◆ Task to complete
Copy each line below in which the string "crispy" occurs.

[start of Exercise input]

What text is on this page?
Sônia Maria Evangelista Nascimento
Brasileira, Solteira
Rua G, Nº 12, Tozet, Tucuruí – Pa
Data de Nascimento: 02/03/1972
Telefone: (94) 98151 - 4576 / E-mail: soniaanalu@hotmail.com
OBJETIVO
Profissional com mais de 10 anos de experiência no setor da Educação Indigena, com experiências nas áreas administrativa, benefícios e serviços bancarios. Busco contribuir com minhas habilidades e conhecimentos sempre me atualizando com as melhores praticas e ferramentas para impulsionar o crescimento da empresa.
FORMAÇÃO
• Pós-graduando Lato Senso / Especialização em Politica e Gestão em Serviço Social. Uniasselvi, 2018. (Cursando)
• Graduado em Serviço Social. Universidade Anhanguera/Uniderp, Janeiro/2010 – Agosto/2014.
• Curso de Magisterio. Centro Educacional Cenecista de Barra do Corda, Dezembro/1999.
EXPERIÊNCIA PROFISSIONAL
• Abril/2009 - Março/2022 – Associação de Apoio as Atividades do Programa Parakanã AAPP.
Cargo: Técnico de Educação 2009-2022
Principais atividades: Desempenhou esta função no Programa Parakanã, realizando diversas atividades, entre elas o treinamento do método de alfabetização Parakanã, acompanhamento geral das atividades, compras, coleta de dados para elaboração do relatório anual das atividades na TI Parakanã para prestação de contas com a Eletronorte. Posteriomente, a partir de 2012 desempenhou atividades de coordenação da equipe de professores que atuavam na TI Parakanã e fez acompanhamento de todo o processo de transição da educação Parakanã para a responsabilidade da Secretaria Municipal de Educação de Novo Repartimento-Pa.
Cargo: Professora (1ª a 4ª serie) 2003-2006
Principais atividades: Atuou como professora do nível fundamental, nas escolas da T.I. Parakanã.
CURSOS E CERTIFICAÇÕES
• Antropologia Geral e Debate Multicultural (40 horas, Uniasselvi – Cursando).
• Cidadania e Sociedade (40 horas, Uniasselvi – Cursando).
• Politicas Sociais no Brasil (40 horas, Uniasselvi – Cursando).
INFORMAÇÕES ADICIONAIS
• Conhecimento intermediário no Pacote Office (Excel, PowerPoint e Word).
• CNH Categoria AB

[end of Exercise input]
[start of Exercise input]

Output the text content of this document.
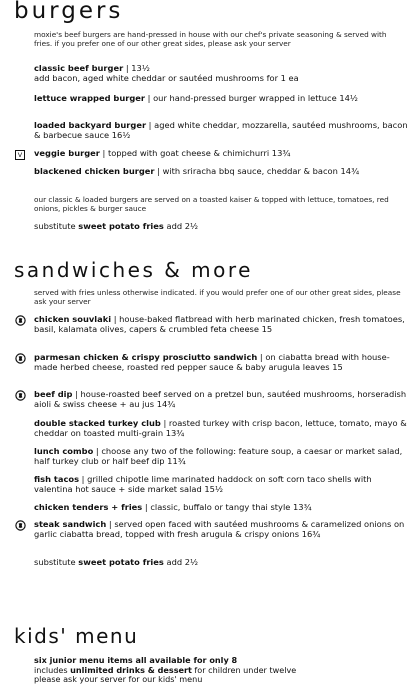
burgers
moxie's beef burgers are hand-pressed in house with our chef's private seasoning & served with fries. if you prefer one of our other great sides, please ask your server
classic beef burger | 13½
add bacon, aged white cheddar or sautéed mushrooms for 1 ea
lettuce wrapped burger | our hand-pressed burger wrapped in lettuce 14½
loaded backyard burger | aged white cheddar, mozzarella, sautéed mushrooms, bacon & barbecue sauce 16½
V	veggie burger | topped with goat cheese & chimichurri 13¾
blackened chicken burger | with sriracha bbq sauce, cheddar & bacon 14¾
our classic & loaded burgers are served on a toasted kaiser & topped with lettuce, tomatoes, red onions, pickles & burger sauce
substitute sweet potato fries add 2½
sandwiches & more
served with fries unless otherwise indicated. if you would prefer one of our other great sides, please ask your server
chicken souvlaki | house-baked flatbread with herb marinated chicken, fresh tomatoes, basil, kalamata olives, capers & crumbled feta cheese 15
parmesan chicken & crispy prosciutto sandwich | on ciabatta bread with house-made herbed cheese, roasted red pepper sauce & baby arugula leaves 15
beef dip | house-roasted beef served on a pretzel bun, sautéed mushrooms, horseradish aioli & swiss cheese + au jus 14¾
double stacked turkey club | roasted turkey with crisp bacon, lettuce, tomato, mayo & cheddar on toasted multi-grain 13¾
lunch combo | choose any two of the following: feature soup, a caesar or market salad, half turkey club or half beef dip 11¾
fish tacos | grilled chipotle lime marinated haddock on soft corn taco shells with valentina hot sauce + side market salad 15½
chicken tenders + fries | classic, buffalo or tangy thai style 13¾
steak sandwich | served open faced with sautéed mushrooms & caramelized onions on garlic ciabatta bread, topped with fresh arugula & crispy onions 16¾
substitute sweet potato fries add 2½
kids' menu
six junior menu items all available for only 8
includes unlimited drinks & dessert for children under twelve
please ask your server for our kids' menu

[end of Exercise input]
[start of Exercise input]

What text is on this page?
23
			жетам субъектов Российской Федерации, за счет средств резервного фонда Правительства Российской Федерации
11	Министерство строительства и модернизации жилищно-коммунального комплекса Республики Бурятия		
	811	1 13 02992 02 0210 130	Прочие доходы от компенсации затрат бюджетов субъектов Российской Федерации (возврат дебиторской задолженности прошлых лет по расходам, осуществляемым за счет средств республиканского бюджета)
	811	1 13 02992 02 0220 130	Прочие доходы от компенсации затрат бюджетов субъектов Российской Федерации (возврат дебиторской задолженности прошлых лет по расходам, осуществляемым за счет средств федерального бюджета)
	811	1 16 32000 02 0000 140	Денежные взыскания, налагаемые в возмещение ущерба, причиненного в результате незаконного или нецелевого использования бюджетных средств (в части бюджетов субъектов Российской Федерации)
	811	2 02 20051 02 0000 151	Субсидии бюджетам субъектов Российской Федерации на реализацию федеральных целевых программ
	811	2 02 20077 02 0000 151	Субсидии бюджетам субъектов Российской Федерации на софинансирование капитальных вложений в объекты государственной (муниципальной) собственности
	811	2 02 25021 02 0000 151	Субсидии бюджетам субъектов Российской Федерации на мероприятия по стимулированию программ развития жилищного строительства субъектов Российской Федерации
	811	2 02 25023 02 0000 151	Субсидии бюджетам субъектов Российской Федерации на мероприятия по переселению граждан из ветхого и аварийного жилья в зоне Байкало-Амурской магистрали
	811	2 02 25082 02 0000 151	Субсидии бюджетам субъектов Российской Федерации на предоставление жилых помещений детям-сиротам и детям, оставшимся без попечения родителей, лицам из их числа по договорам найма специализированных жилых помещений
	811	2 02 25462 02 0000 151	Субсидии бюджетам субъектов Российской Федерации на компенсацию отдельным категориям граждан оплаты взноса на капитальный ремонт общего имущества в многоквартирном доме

[end of Exercise input]

◆ Worked solution
parmesan chicken & crispy prosciutto sandwich | on ciabatta bread with house-made herbed cheese, roasted red pepper sauce & baby arugula leaves 15
steak sandwich | served open faced with sautéed mushrooms & caramelized onions on garlic ciabatta bread, topped with fresh arugula & crispy onions 16¾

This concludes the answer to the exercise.